The request:
Work out how many lines in the data hold the word "Florida", and reply with that number only.
+++ The records +++
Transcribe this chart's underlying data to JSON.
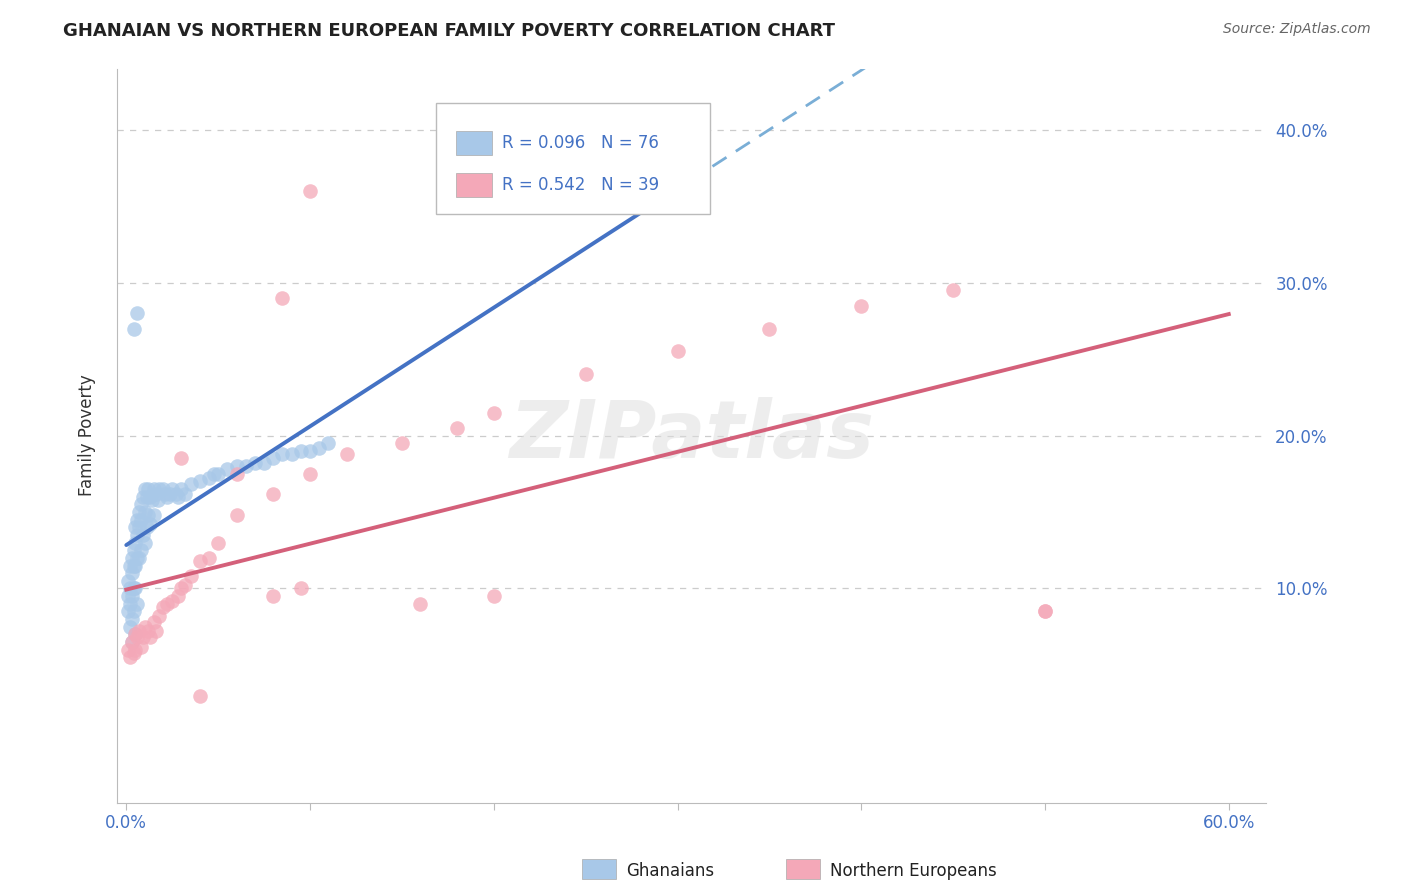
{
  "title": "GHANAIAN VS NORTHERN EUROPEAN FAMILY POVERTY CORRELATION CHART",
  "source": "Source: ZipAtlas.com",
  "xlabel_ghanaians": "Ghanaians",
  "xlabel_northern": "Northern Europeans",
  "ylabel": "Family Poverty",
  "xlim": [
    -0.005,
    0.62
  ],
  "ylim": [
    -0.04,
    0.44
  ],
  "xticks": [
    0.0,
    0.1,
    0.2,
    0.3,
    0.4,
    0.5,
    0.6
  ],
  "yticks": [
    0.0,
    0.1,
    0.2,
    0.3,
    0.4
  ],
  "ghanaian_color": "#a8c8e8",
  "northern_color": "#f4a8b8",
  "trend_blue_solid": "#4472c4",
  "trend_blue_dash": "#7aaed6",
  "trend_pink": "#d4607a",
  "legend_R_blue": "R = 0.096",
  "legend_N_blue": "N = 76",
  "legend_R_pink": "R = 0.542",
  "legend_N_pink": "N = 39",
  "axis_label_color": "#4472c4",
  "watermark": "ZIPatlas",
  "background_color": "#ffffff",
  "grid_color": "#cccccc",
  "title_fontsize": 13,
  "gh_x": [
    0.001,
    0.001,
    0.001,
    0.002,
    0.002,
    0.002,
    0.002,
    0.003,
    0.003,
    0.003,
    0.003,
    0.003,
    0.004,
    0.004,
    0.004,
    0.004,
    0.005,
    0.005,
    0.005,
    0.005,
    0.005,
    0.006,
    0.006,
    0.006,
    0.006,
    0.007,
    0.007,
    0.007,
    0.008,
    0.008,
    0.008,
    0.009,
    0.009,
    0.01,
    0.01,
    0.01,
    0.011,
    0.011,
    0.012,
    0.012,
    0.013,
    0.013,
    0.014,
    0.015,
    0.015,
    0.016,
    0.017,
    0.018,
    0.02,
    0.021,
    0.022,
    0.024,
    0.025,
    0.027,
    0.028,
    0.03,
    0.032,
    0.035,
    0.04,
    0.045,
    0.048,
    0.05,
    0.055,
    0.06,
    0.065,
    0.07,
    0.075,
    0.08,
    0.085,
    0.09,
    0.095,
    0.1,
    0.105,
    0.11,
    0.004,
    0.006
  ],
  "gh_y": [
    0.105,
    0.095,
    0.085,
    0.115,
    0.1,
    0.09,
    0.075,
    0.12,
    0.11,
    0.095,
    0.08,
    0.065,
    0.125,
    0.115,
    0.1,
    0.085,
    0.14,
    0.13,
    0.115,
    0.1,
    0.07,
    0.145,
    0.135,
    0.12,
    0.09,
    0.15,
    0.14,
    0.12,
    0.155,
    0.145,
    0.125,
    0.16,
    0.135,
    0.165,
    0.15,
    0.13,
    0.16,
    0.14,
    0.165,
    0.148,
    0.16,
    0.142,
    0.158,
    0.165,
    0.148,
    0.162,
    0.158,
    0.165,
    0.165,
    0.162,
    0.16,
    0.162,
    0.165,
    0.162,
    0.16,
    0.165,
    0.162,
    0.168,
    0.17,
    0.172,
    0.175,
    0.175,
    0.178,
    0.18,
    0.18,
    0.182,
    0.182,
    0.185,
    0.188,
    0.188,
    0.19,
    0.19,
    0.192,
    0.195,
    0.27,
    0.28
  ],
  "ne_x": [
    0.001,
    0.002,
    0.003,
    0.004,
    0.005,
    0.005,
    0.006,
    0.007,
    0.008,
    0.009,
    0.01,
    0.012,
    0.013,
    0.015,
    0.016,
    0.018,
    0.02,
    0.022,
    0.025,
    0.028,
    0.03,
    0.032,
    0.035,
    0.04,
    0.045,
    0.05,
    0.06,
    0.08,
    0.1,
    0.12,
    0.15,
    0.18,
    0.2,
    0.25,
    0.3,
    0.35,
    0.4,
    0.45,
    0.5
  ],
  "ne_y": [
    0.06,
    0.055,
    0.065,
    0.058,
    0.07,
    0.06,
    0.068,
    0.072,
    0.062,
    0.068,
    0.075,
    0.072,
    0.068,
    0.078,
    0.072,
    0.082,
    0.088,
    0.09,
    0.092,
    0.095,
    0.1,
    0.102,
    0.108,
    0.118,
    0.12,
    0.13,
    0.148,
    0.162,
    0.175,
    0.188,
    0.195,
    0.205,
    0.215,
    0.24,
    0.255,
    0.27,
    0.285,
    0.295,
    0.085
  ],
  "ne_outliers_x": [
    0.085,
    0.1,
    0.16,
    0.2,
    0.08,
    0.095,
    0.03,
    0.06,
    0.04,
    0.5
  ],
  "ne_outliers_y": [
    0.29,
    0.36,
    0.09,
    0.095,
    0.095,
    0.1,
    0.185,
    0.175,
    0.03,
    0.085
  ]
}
+++
+++ The records +++
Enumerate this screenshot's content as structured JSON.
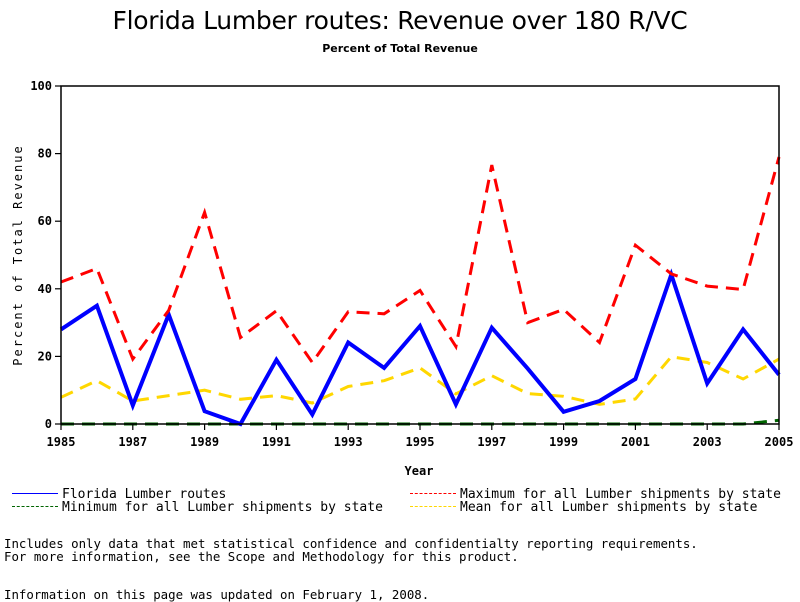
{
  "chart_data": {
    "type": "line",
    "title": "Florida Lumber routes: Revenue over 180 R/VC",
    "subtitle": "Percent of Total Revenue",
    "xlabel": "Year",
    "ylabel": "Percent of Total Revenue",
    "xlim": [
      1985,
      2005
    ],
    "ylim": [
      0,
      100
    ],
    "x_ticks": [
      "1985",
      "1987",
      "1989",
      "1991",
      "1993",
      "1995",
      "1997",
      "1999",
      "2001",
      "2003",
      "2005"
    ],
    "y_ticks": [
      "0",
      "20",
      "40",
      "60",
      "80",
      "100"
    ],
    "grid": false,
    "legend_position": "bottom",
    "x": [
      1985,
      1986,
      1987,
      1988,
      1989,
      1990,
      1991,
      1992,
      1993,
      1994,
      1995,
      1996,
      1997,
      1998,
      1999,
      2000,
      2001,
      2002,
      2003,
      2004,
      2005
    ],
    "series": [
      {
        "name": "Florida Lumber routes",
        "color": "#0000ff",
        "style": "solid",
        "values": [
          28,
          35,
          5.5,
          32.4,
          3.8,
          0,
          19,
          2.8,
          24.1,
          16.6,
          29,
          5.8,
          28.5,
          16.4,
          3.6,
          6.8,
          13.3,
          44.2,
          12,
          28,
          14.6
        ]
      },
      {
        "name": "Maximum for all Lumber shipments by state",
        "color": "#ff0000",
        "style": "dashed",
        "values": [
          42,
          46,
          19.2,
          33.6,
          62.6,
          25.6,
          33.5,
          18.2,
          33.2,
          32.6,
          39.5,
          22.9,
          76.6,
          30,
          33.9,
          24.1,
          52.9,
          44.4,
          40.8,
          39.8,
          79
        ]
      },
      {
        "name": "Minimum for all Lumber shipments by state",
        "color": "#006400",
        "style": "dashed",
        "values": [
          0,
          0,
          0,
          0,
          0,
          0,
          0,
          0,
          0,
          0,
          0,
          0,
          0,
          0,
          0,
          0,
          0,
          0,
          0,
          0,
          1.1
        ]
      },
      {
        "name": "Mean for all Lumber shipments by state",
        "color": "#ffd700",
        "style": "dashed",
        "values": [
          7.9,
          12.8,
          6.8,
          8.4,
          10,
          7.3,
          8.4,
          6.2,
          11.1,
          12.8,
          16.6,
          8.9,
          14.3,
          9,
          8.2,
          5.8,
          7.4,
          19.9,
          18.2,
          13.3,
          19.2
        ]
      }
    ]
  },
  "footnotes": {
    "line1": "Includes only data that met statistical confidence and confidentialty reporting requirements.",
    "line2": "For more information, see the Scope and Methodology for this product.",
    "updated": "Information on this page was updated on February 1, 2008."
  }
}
+++
Result of this task:
2